(Rows from a dataset)
════════════════════

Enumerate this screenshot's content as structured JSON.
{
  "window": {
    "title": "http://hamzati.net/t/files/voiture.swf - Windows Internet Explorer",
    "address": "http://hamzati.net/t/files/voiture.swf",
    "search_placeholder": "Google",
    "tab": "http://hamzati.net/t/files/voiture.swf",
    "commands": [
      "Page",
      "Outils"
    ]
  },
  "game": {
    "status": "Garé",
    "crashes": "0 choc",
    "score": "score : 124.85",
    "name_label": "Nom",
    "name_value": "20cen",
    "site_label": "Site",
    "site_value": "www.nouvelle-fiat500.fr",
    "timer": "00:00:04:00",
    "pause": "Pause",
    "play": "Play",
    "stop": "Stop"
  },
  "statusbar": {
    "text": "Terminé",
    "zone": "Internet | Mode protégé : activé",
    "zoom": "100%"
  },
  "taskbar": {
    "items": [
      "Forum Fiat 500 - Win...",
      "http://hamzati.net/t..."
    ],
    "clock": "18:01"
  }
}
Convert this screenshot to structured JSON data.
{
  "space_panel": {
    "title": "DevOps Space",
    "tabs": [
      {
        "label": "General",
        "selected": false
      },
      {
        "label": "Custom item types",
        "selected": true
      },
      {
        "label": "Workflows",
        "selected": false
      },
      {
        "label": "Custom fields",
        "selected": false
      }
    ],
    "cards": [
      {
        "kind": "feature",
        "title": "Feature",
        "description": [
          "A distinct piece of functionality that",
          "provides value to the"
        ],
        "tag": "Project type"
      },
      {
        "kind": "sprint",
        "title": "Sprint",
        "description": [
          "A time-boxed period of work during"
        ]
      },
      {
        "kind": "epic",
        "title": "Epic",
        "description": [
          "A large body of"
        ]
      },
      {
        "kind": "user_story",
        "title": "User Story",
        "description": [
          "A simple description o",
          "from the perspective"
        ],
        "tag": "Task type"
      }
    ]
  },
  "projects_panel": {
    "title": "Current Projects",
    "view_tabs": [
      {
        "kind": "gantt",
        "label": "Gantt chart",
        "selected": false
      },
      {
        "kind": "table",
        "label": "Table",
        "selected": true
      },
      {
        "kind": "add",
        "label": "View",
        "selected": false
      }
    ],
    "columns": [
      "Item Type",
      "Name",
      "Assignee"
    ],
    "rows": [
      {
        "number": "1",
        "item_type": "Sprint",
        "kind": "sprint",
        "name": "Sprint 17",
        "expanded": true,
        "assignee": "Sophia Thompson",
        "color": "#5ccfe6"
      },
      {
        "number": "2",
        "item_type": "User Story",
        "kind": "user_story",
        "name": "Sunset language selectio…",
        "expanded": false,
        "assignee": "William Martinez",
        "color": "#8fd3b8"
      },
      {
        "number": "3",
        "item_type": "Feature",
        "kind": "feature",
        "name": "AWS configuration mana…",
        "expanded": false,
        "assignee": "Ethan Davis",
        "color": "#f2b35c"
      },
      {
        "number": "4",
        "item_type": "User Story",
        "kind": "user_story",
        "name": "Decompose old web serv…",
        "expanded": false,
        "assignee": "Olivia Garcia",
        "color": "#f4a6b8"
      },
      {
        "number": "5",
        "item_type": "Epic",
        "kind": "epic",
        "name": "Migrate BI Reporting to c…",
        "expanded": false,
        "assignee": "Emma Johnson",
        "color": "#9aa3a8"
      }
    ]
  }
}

════════════════════

Problem statement
What is the number of lines above that contain the string "http"? Answer with the number alone.

Task solution
4